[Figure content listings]
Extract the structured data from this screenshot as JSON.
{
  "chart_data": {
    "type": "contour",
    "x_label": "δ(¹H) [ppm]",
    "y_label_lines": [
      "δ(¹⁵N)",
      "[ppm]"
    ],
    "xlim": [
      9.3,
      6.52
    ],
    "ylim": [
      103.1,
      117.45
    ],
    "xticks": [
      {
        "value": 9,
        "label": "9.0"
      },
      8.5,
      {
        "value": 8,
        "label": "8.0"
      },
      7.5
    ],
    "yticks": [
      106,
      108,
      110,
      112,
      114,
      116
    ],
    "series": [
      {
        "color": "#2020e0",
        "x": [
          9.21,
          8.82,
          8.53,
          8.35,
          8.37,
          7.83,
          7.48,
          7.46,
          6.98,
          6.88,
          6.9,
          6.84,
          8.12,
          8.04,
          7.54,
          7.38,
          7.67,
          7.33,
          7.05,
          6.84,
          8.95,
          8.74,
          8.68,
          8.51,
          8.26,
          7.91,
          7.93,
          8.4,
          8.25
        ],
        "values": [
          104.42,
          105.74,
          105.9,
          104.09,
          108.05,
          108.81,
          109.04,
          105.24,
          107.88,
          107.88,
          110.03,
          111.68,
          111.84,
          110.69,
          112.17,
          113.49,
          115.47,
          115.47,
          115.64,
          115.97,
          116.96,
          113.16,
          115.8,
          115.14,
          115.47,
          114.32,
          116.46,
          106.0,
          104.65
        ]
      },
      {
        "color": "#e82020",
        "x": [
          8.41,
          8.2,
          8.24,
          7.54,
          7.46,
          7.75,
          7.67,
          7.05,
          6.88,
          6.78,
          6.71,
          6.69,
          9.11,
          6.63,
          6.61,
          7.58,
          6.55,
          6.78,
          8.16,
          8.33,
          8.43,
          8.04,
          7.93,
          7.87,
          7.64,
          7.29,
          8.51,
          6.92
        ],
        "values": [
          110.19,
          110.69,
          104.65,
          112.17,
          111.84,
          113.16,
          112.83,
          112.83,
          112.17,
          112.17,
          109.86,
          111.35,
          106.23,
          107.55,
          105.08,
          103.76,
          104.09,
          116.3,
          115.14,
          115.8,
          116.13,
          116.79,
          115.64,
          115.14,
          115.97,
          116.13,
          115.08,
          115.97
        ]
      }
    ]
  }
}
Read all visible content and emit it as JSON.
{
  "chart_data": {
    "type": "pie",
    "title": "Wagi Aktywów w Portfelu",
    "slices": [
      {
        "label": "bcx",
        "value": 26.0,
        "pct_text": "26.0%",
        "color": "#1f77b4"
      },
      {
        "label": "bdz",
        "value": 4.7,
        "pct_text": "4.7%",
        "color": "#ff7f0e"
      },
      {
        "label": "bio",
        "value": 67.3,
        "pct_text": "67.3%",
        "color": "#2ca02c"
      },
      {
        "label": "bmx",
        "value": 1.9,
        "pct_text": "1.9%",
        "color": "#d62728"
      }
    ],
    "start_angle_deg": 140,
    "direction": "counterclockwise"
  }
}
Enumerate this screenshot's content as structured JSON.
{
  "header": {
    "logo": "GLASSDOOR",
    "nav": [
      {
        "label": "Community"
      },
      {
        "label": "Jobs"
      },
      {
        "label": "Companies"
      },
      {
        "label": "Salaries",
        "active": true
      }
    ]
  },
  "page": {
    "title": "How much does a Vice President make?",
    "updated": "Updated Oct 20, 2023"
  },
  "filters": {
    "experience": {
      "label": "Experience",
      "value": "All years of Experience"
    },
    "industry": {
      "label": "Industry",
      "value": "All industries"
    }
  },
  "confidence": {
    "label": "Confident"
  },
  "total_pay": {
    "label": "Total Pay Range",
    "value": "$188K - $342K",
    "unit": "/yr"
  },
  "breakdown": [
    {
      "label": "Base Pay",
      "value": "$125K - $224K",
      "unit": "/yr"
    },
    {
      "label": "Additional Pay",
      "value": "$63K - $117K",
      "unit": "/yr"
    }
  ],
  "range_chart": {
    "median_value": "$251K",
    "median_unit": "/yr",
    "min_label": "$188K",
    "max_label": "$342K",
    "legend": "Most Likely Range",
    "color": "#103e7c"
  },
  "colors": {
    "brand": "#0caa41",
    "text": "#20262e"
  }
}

◆ **Written exercise**
Out of the preceding entries, pull every line containing the string "title".

◆ **Solution below**
    "title": "Wagi Aktywów w Portfelu",
    "title": "How much does a Vice President make?",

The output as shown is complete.